#### SET TASK
Set down word for word every line of the material from its first line through the line holding "column-name: 仕事のやりがい (41, 160, 228, 194)", both ends included.

#### PROVIDED RECORDS
* Start *
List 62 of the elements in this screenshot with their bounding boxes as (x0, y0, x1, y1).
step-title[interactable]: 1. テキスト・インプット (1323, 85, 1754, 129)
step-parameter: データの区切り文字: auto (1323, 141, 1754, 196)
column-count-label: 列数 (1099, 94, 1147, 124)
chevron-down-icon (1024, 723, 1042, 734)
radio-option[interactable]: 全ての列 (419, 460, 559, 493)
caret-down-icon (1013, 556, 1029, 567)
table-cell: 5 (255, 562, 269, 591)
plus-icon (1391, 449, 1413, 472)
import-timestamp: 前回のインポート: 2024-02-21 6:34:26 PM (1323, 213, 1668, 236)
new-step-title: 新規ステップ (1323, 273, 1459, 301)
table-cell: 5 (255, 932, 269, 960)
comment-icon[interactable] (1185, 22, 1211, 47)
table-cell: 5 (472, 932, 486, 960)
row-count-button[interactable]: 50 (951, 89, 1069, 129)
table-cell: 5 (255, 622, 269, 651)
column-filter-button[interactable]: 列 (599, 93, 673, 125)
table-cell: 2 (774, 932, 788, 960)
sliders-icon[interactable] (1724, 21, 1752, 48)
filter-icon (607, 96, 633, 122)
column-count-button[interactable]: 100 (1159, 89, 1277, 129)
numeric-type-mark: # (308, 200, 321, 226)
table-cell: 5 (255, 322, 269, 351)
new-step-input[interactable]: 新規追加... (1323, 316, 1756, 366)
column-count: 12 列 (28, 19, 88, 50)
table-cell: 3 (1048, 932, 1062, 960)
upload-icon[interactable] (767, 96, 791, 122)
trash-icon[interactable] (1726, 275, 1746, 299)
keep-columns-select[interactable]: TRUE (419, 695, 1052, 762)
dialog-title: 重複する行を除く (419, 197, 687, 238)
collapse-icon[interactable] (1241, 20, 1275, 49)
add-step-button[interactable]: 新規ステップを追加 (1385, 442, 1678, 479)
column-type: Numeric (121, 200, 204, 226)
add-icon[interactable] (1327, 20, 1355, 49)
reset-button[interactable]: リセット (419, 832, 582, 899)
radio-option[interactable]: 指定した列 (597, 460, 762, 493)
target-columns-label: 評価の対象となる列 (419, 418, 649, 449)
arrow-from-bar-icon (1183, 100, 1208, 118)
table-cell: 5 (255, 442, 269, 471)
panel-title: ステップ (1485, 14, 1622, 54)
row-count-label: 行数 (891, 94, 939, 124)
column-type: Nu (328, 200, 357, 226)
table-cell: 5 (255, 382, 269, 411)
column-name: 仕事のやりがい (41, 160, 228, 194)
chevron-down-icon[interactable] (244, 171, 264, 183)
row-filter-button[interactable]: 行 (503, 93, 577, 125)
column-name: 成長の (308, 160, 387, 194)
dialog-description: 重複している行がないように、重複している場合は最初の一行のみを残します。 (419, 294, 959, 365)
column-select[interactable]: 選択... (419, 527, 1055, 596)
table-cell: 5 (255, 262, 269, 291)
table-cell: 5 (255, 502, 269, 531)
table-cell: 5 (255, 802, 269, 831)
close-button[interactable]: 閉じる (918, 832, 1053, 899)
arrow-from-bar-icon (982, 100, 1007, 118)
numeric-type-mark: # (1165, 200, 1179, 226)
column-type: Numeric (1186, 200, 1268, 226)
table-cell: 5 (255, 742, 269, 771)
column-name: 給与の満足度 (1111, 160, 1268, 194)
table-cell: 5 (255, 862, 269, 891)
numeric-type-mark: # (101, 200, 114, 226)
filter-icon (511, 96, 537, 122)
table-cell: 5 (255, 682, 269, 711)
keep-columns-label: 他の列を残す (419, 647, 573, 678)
* End *
#### WRITTEN ANSWER
List 62 of the elements in this screenshot with their bounding boxes as (x0, y0, x1, y1).
step-title[interactable]: 1. テキスト・インプット (1323, 85, 1754, 129)
step-parameter: データの区切り文字: auto (1323, 141, 1754, 196)
column-count-label: 列数 (1099, 94, 1147, 124)
chevron-down-icon (1024, 723, 1042, 734)
radio-option[interactable]: 全ての列 (419, 460, 559, 493)
caret-down-icon (1013, 556, 1029, 567)
table-cell: 5 (255, 562, 269, 591)
plus-icon (1391, 449, 1413, 472)
import-timestamp: 前回のインポート: 2024-02-21 6:34:26 PM (1323, 213, 1668, 236)
new-step-title: 新規ステップ (1323, 273, 1459, 301)
table-cell: 5 (255, 932, 269, 960)
comment-icon[interactable] (1185, 22, 1211, 47)
table-cell: 5 (472, 932, 486, 960)
row-count-button[interactable]: 50 (951, 89, 1069, 129)
table-cell: 5 (255, 622, 269, 651)
column-filter-button[interactable]: 列 (599, 93, 673, 125)
table-cell: 2 (774, 932, 788, 960)
sliders-icon[interactable] (1724, 21, 1752, 48)
filter-icon (607, 96, 633, 122)
column-count-button[interactable]: 100 (1159, 89, 1277, 129)
numeric-type-mark: # (308, 200, 321, 226)
table-cell: 5 (255, 322, 269, 351)
new-step-input[interactable]: 新規追加... (1323, 316, 1756, 366)
column-count: 12 列 (28, 19, 88, 50)
table-cell: 3 (1048, 932, 1062, 960)
upload-icon[interactable] (767, 96, 791, 122)
trash-icon[interactable] (1726, 275, 1746, 299)
keep-columns-select[interactable]: TRUE (419, 695, 1052, 762)
dialog-title: 重複する行を除く (419, 197, 687, 238)
collapse-icon[interactable] (1241, 20, 1275, 49)
add-step-button[interactable]: 新規ステップを追加 (1385, 442, 1678, 479)
column-type: Numeric (121, 200, 204, 226)
add-icon[interactable] (1327, 20, 1355, 49)
reset-button[interactable]: リセット (419, 832, 582, 899)
radio-option[interactable]: 指定した列 (597, 460, 762, 493)
target-columns-label: 評価の対象となる列 (419, 418, 649, 449)
arrow-from-bar-icon (1183, 100, 1208, 118)
table-cell: 5 (255, 442, 269, 471)
panel-title: ステップ (1485, 14, 1622, 54)
row-count-label: 行数 (891, 94, 939, 124)
column-type: Nu (328, 200, 357, 226)
table-cell: 5 (255, 382, 269, 411)
column-name: 仕事のやりがい (41, 160, 228, 194)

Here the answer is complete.